- **Description of the task**:
List each line of the data that holds the string "screenshot", please.

- **Supplied material**:
--------

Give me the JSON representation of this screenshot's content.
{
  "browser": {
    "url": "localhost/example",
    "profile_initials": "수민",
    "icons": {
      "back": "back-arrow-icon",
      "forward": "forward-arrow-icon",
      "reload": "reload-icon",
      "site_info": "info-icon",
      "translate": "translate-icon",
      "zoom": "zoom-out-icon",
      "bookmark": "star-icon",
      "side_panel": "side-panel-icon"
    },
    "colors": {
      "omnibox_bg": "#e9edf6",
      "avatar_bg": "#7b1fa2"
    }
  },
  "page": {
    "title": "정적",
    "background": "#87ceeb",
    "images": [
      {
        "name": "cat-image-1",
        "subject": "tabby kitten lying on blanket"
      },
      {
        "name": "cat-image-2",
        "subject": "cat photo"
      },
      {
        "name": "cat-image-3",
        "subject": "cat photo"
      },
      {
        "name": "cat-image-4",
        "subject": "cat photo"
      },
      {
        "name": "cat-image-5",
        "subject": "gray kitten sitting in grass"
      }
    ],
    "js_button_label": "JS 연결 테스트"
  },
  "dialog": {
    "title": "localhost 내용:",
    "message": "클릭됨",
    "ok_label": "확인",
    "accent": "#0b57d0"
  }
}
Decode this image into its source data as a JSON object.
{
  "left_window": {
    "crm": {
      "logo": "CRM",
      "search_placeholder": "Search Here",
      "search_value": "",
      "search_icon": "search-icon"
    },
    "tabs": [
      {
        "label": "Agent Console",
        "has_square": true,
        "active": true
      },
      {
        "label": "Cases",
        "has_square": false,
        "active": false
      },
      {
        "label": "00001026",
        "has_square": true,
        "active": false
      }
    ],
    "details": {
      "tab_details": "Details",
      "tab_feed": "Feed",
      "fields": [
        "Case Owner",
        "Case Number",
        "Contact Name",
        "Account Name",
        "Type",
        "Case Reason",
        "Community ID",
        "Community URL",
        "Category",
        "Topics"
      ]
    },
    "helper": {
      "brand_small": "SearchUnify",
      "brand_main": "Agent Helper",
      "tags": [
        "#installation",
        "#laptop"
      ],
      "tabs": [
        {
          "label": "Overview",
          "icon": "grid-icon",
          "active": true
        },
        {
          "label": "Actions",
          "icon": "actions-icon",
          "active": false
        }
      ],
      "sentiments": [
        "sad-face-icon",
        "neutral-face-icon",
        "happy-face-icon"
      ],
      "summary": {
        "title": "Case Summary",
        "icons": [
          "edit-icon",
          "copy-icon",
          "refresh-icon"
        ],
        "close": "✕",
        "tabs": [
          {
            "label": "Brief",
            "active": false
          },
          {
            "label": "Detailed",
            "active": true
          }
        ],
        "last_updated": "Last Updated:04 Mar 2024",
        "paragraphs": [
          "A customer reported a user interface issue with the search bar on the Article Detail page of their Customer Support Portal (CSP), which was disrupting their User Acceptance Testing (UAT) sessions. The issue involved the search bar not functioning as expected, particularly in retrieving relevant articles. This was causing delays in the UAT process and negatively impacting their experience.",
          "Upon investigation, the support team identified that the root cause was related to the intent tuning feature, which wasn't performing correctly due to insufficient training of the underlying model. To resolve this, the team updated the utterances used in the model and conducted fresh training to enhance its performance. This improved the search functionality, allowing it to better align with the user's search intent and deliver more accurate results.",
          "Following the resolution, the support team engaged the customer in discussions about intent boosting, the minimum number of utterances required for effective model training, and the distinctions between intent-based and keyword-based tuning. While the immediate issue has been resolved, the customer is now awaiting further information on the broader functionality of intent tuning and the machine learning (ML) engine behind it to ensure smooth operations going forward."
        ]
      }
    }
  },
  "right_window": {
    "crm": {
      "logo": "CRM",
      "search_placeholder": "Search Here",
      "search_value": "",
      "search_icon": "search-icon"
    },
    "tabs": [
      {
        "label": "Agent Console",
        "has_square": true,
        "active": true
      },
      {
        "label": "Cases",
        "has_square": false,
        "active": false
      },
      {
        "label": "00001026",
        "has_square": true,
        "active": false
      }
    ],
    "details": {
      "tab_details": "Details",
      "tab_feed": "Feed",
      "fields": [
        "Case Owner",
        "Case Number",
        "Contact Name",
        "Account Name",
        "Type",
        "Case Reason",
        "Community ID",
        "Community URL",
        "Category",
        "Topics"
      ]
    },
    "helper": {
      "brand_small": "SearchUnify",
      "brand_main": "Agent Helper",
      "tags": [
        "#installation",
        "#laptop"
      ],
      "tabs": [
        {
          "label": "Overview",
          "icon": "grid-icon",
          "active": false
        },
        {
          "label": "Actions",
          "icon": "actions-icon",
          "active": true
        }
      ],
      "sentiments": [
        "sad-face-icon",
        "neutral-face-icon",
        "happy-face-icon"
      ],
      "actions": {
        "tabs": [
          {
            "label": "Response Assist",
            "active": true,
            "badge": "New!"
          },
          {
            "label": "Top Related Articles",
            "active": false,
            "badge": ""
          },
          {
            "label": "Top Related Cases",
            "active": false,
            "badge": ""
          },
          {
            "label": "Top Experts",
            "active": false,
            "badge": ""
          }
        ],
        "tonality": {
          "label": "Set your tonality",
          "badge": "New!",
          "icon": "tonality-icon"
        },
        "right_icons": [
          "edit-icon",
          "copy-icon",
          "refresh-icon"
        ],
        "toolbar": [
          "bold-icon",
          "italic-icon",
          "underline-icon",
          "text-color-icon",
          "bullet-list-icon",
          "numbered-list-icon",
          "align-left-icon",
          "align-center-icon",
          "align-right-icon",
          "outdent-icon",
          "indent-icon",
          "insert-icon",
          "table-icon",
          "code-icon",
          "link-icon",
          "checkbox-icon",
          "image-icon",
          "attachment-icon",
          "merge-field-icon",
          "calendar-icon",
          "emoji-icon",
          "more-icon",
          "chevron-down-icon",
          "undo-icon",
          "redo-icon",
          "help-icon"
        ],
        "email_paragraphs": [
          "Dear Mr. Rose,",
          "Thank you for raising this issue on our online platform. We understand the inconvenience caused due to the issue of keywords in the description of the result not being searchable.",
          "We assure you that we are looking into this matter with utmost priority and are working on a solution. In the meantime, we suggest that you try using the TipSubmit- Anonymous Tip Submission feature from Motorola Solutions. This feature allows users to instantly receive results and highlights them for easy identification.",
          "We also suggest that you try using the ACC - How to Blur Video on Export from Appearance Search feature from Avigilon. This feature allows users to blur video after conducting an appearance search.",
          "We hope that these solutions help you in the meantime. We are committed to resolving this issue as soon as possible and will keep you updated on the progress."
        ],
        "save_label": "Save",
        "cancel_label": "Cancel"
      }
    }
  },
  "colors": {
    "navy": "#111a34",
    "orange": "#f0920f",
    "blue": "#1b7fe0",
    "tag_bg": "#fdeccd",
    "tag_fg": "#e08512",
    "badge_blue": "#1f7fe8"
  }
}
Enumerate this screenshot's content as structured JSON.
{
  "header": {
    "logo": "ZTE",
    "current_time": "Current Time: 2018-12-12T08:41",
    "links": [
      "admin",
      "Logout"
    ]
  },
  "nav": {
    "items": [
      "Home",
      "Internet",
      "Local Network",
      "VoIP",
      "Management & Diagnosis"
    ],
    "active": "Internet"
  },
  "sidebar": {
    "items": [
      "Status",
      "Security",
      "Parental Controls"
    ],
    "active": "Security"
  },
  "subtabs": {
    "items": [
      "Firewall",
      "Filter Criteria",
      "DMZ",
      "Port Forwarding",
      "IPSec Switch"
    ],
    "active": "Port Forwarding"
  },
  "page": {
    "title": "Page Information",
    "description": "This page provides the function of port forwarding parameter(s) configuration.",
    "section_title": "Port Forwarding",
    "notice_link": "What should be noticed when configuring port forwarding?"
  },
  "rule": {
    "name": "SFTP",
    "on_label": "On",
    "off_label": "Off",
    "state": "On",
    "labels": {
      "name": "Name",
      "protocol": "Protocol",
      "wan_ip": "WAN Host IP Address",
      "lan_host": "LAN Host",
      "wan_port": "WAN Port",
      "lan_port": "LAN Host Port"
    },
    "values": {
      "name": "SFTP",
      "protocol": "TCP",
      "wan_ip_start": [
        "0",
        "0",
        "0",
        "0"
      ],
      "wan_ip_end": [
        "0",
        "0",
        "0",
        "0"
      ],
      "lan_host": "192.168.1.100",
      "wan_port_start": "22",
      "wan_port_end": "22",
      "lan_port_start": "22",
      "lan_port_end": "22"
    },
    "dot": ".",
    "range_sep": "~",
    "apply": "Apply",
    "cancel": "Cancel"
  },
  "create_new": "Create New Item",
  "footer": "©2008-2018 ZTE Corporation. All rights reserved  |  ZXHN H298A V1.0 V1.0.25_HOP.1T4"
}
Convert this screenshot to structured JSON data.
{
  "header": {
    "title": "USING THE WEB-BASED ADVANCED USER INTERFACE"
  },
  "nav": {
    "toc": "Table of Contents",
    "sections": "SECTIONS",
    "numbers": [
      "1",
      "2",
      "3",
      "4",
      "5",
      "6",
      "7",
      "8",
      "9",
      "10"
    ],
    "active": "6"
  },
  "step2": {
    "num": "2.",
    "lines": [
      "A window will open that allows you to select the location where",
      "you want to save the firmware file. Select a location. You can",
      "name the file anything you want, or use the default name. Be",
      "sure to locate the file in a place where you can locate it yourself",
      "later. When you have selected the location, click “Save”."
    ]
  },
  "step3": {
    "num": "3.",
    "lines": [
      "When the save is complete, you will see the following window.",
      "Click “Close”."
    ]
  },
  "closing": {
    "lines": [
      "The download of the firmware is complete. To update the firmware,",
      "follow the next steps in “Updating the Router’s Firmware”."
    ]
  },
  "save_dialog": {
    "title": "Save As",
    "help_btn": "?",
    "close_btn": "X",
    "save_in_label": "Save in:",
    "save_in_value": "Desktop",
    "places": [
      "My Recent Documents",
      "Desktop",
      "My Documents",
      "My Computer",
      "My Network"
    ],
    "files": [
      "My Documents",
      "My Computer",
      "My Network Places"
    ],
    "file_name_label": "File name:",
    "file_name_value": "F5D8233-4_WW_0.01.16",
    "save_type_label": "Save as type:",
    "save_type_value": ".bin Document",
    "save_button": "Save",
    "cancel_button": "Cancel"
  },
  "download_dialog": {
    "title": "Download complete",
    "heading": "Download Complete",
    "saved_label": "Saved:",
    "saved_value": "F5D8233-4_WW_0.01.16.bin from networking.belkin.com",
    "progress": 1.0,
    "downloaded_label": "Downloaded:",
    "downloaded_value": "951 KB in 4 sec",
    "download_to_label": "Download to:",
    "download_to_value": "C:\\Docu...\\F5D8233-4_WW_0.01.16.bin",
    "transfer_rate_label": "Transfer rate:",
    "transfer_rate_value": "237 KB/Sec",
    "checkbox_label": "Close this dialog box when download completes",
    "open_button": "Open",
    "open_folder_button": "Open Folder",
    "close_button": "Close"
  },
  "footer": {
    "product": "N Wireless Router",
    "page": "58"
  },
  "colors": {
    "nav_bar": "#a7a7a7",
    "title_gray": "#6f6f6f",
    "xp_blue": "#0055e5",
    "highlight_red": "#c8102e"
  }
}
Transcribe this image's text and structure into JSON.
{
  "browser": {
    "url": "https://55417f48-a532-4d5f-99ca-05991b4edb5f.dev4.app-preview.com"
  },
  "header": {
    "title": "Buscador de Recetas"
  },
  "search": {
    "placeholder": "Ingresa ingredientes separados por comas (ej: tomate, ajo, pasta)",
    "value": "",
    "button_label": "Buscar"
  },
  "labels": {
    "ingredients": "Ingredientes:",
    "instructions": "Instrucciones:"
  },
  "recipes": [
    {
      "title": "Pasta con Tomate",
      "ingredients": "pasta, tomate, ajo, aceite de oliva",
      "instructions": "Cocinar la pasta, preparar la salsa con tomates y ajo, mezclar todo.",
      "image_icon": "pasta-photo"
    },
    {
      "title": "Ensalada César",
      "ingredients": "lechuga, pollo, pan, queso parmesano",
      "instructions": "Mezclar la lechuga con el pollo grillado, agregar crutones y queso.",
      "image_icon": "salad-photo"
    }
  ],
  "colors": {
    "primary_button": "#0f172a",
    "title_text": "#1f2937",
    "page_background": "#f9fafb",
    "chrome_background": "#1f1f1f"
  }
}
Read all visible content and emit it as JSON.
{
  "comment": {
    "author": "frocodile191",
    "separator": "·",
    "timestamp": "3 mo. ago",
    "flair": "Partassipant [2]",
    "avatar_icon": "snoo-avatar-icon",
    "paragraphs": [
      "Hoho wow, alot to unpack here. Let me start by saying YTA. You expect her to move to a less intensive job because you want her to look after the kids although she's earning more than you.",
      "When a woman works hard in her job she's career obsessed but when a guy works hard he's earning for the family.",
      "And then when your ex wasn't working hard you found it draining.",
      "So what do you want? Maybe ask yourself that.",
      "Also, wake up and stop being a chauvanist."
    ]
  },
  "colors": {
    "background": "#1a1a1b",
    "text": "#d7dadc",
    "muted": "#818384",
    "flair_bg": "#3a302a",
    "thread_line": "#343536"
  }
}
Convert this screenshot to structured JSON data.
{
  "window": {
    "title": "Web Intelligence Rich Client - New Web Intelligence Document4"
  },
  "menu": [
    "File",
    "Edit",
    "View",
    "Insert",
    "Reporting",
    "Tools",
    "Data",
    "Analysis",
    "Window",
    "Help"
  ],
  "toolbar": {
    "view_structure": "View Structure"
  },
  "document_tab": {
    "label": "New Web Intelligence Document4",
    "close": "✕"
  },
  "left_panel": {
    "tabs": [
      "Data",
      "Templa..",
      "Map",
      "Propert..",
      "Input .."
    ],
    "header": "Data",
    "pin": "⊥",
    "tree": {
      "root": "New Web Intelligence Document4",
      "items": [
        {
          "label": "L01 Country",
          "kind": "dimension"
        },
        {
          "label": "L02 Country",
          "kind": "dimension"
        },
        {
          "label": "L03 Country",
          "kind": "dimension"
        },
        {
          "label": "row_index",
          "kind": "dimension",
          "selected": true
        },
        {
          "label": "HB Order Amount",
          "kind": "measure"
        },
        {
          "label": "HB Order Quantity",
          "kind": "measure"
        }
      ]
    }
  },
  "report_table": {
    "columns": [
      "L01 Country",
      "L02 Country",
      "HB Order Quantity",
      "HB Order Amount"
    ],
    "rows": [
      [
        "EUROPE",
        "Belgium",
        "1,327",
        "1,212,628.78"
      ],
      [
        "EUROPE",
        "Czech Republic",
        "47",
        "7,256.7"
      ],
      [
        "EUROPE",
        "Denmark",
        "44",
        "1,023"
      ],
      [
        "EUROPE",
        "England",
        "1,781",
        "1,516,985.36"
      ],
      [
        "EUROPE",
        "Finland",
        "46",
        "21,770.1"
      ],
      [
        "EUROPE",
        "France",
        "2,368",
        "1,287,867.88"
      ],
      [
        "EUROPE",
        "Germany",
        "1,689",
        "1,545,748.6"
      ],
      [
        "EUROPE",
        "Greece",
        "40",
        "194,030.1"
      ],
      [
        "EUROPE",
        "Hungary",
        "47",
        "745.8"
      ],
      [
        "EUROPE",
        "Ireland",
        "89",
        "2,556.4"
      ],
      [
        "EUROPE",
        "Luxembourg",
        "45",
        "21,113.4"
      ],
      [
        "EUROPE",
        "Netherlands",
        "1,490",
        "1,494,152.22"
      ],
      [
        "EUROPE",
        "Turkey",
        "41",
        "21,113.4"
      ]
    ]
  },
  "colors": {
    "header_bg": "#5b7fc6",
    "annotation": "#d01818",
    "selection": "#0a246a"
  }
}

--------

- **Solution to this exercise**:
Give me the JSON representation of this screenshot's content.
Enumerate this screenshot's content as structured JSON.
Convert this screenshot to structured JSON data.
Convert this screenshot to structured JSON data.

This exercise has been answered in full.